-- START Dataset entries --

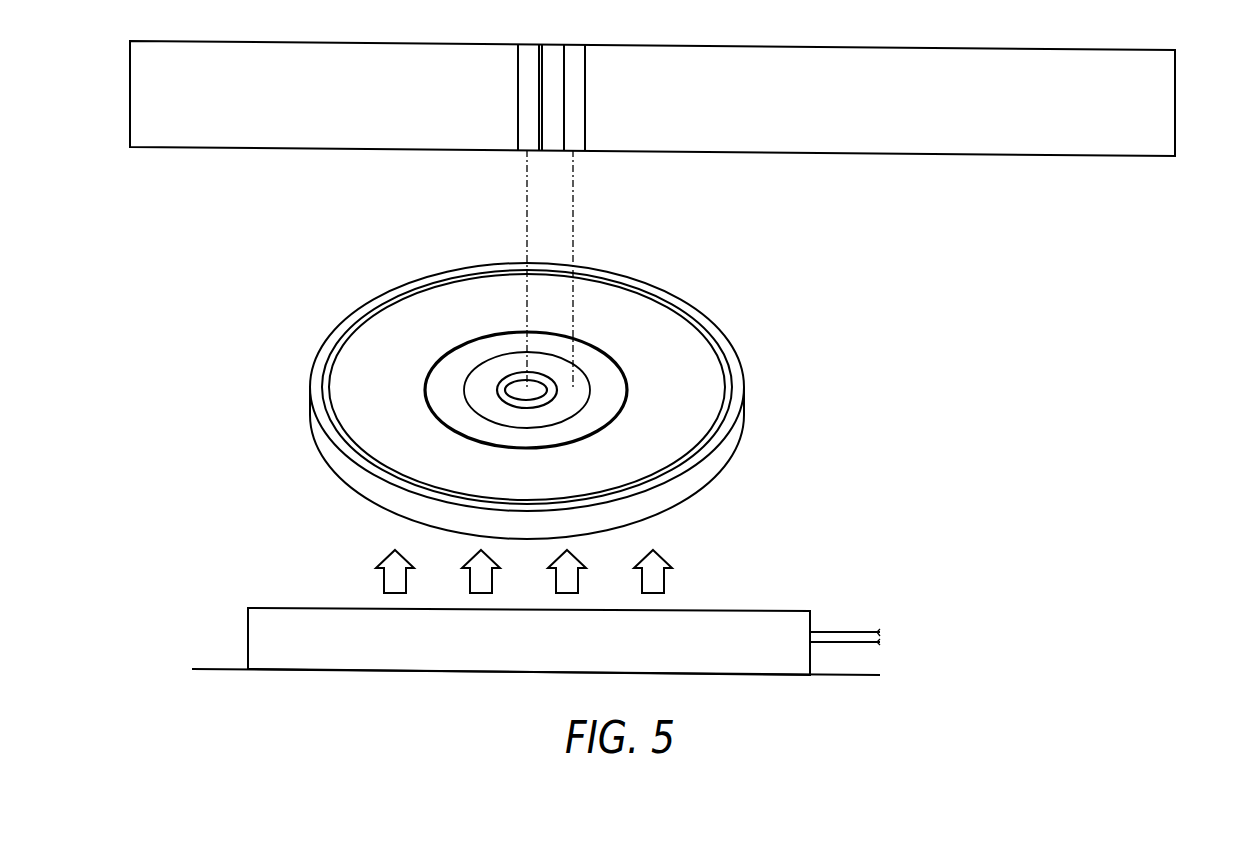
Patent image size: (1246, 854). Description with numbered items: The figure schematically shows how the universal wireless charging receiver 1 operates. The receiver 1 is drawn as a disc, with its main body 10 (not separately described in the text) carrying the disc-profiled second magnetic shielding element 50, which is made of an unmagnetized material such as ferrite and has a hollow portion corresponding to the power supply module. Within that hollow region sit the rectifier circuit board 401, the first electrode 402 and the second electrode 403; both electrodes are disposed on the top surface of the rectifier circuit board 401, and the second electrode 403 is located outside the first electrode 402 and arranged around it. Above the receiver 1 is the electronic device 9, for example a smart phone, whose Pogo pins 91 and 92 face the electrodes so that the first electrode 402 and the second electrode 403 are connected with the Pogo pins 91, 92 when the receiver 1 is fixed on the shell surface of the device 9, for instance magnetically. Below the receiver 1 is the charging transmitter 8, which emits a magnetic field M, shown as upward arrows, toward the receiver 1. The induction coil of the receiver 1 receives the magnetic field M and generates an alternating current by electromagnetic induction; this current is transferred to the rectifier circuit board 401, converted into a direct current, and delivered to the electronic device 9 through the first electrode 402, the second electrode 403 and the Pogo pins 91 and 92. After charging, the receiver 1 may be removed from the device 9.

The universal wireless charging receiver 1 is at (508, 381).
The disc body 10 is at (347, 465).
The second magnetic shielding element 50 is at (705, 365).
The rectifier circuit board 401 is at (600, 403).
The first electrode 402 is at (517, 387).
The second electrode 403 is at (570, 402).
The electronic device 9 is at (210, 133).
The Pogo pin 91 is at (518, 92).
The Pogo pin 92 is at (577, 97).
The charging transmitter 8 is at (257, 641).
The magnetic field M is at (663, 575).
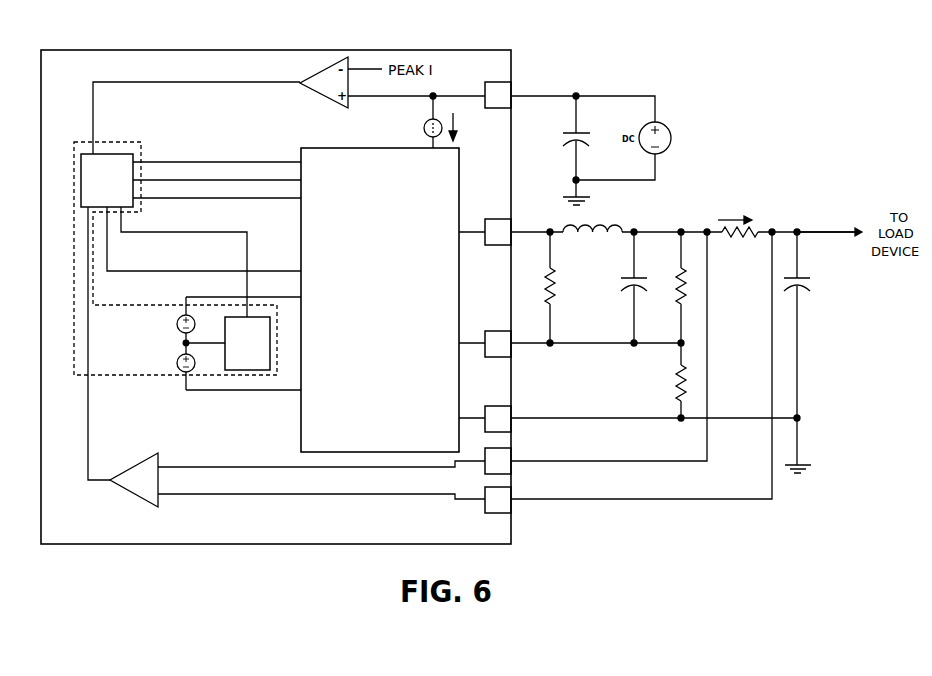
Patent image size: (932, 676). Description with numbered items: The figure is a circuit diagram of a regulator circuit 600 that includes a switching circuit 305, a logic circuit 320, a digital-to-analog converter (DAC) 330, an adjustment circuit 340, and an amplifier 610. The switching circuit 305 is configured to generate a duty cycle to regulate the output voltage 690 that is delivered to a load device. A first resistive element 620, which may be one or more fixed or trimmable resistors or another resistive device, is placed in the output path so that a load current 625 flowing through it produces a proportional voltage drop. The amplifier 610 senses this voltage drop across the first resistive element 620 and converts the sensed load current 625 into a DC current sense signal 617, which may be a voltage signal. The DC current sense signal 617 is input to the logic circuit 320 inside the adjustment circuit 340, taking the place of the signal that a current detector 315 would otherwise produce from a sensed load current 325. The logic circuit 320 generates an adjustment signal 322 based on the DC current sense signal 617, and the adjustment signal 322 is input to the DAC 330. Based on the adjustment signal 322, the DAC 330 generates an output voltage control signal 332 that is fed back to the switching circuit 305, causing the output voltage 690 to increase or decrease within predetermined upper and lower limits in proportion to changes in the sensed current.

The regulator circuit 600 is at (185, 50).
The switching circuit 305 is at (380, 300).
The current detector 315 is at (429, 125).
The logic circuit 320 is at (107, 180).
The adjustment signal 322 is at (215, 232).
The load current 325 is at (458, 127).
The digital-to-analog converter (DAC) 330 is at (247, 343).
The output voltage control signal 332 is at (185, 342).
The adjustment circuit 340 is at (107, 375).
The amplifier 610 is at (134, 480).
The DC current sense signal 617 is at (88, 450).
The first resistive element 620 is at (750, 238).
The load current 625 is at (732, 215).
The output voltage 690 is at (823, 232).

-- END Dataset entries --

• [Exercise requirements]:
Can you extract every line of the material above word for word, leaving out the pictures?

• [Task result]:
Patent image size: (1246, 854). Description with numbered items: The figure schematically shows how the universal wireless charging receiver 1 operates. The receiver 1 is drawn as a disc, with its main body 10 (not separately described in the text) carrying the disc-profiled second magnetic shielding element 50, which is made of an unmagnetized material such as ferrite and has a hollow portion corresponding to the power supply module. Within that hollow region sit the rectifier circuit board 401, the first electrode 402 and the second electrode 403; both electrodes are disposed on the top surface of the rectifier circuit board 401, and the second electrode 403 is located outside the first electrode 402 and arranged around it. Above the receiver 1 is the electronic device 9, for example a smart phone, whose Pogo pins 91 and 92 face the electrodes so that the first electrode 402 and the second electrode 403 are connected with the Pogo pins 91, 92 when the receiver 1 is fixed on the shell surface of the device 9, for instance magnetically. Below the receiver 1 is the charging transmitter 8, which emits a magnetic field M, shown as upward arrows, toward the receiver 1. The induction coil of the receiver 1 receives the magnetic field M and generates an alternating current by electromagnetic induction; this current is transferred to the rectifier circuit board 401, converted into a direct current, and delivered to the electronic device 9 through the first electrode 402, the second electrode 403 and the Pogo pins 91 and 92. After charging, the receiver 1 may be removed from the device 9.

The universal wireless charging receiver 1 is at (508, 381).
The disc body 10 is at (347, 465).
The second magnetic shielding element 50 is at (705, 365).
The rectifier circuit board 401 is at (600, 403).
The first electrode 402 is at (517, 387).
The second electrode 403 is at (570, 402).
The electronic device 9 is at (210, 133).
The Pogo pin 91 is at (518, 92).
The Pogo pin 92 is at (577, 97).
The charging transmitter 8 is at (257, 641).
The magnetic field M is at (663, 575).
Patent image size: (932, 676). Description with numbered items: The figure is a circuit diagram of a regulator circuit 600 that includes a switching circuit 305, a logic circuit 320, a digital-to-analog converter (DAC) 330, an adjustment circuit 340, and an amplifier 610. The switching circuit 305 is configured to generate a duty cycle to regulate the output voltage 690 that is delivered to a load device. A first resistive element 620, which may be one or more fixed or trimmable resistors or another resistive device, is placed in the output path so that a load current 625 flowing through it produces a proportional voltage drop. The amplifier 610 senses this voltage drop across the first resistive element 620 and converts the sensed load current 625 into a DC current sense signal 617, which may be a voltage signal. The DC current sense signal 617 is input to the logic circuit 320 inside the adjustment circuit 340, taking the place of the signal that a current detector 315 would otherwise produce from a sensed load current 325. The logic circuit 320 generates an adjustment signal 322 based on the DC current sense signal 617, and the adjustment signal 322 is input to the DAC 330. Based on the adjustment signal 322, the DAC 330 generates an output voltage control signal 332 that is fed back to the switching circuit 305, causing the output voltage 690 to increase or decrease within predetermined upper and lower limits in proportion to changes in the sensed current.

The regulator circuit 600 is at (185, 50).
The switching circuit 305 is at (380, 300).
The current detector 315 is at (429, 125).
The logic circuit 320 is at (107, 180).
The adjustment signal 322 is at (215, 232).
The load current 325 is at (458, 127).
The digital-to-analog converter (DAC) 330 is at (247, 343).
The output voltage control signal 332 is at (185, 342).
The adjustment circuit 340 is at (107, 375).
The amplifier 610 is at (134, 480).
The DC current sense signal 617 is at (88, 450).
The first resistive element 620 is at (750, 238).
The load current 625 is at (732, 215).
The output voltage 690 is at (823, 232).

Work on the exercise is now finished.